**Stored entries**
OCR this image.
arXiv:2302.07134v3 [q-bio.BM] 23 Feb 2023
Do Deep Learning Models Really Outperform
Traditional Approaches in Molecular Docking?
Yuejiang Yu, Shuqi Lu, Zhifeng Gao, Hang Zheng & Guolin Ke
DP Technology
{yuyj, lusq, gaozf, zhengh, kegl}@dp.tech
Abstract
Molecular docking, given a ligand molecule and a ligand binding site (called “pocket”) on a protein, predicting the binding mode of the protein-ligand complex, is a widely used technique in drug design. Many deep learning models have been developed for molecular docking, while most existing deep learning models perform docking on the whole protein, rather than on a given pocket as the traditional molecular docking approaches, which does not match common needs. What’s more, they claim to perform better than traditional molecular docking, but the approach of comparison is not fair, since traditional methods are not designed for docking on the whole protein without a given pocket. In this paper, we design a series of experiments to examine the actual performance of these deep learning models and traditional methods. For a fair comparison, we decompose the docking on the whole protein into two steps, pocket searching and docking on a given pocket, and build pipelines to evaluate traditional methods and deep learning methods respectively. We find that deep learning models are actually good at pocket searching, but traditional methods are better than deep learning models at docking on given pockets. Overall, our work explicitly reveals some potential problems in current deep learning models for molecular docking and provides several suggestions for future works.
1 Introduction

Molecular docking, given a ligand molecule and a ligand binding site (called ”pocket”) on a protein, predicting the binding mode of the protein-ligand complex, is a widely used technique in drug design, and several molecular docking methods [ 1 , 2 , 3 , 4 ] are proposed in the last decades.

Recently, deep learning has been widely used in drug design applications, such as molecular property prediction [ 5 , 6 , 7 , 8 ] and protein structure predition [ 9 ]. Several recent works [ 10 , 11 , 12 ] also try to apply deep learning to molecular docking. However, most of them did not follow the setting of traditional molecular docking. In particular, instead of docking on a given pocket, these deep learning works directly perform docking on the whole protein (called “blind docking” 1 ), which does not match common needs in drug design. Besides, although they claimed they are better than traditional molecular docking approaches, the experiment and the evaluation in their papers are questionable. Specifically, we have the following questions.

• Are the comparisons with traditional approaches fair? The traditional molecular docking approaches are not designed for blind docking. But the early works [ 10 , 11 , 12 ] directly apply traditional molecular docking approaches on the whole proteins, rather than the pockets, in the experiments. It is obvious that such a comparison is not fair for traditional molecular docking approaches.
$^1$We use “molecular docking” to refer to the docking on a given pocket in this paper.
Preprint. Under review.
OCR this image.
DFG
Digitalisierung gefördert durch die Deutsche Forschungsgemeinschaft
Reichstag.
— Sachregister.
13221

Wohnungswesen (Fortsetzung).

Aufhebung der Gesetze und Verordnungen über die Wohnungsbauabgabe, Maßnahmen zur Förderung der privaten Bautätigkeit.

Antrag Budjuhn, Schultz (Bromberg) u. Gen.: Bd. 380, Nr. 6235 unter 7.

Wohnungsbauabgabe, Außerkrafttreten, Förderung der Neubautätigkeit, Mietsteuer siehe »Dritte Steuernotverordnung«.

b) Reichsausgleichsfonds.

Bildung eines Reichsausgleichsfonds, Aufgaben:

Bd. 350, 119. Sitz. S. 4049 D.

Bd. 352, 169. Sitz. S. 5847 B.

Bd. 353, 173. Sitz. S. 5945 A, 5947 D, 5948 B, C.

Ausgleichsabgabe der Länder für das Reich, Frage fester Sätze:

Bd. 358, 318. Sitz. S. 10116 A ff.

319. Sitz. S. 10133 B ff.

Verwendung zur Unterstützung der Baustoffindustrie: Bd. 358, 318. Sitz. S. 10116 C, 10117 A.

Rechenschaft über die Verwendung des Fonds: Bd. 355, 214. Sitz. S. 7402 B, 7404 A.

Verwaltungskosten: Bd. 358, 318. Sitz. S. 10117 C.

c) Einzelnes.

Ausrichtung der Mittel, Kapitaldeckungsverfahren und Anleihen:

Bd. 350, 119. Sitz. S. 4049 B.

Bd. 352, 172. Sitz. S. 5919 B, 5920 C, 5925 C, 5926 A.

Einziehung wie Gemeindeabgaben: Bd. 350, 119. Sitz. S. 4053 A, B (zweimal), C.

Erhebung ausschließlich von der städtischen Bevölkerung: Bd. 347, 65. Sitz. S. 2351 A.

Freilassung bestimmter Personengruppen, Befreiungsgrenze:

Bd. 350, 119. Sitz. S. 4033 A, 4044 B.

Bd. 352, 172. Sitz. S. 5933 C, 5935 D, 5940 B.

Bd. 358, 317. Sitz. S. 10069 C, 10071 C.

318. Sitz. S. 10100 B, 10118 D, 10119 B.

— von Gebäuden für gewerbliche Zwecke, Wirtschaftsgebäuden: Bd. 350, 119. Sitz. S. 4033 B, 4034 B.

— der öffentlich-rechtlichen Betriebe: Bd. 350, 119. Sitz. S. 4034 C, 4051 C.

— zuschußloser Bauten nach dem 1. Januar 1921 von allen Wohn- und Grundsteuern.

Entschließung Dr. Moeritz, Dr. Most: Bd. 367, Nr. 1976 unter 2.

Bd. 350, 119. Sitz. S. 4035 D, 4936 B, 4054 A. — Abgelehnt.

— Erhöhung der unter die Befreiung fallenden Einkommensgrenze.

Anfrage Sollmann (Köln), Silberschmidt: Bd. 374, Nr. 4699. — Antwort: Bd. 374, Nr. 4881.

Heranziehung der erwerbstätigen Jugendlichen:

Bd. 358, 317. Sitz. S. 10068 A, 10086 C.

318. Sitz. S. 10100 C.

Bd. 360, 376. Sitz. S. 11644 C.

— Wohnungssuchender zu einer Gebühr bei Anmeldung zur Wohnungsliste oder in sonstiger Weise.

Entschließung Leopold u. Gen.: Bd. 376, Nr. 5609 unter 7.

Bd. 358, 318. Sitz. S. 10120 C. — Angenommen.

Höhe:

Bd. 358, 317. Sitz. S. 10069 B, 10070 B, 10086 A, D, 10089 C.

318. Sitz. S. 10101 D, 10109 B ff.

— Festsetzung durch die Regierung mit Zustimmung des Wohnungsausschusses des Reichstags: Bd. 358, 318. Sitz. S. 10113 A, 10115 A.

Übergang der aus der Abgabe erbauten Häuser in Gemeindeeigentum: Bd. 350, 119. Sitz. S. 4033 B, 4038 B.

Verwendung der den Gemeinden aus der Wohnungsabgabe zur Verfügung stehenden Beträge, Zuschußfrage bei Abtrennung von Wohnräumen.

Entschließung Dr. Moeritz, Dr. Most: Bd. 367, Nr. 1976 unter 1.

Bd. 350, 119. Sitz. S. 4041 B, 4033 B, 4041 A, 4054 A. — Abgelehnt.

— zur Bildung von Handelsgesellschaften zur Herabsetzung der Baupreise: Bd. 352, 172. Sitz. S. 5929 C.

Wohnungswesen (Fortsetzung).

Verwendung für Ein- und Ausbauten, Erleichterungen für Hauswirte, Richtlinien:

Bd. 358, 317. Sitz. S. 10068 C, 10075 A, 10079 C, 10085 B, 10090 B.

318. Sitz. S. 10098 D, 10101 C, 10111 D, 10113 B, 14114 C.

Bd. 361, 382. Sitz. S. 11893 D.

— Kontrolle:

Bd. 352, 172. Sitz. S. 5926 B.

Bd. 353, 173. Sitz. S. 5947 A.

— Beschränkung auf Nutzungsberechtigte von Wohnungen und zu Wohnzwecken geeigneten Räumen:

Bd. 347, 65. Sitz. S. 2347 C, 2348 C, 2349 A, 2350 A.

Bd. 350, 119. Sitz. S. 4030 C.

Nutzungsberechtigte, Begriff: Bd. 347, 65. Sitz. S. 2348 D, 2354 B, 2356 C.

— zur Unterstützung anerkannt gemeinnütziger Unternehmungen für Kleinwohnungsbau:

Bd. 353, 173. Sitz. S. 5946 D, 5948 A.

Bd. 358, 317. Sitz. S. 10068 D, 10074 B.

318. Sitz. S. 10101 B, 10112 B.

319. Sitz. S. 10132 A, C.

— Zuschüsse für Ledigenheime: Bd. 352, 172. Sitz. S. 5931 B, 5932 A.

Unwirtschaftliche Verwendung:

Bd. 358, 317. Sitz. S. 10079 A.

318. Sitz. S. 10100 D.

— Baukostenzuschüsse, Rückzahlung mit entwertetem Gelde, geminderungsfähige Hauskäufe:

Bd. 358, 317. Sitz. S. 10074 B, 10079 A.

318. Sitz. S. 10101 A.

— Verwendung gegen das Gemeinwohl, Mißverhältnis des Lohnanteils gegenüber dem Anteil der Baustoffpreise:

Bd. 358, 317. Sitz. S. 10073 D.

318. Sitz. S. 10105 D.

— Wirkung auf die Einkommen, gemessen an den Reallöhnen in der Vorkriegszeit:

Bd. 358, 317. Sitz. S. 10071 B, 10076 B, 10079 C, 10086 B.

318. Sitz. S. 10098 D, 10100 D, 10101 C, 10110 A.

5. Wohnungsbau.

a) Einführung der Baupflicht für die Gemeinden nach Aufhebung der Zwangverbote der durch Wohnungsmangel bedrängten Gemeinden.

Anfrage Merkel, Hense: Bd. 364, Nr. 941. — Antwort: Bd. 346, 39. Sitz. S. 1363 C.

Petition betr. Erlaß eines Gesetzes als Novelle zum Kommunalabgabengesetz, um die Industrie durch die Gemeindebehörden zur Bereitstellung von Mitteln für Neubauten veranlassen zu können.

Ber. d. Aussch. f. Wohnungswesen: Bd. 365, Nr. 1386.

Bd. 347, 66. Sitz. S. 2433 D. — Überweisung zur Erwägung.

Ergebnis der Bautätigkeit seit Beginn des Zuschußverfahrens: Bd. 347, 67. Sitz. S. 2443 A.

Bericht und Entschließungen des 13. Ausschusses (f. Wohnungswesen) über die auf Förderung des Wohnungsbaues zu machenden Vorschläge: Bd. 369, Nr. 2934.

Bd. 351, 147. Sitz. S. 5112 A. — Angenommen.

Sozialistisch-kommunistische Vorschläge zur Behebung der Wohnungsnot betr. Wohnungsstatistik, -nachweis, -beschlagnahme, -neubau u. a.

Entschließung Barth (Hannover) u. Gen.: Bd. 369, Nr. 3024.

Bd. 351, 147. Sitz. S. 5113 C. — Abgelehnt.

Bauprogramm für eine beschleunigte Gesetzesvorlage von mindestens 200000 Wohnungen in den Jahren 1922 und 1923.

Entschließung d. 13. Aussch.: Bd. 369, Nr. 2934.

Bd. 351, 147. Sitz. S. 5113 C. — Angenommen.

**Assigned task**
When a line of the records includes "Wohnungsbauabgabe", that line belongs in the answer.

**Response below**
Aufhebung der Gesetze und Verordnungen über die Wohnungsbauabgabe, Maßnahmen zur Förderung der privaten Bautätigkeit.
Wohnungsbauabgabe, Außerkrafttreten, Förderung der Neubautätigkeit, Mietsteuer siehe »Dritte Steuernotverordnung«.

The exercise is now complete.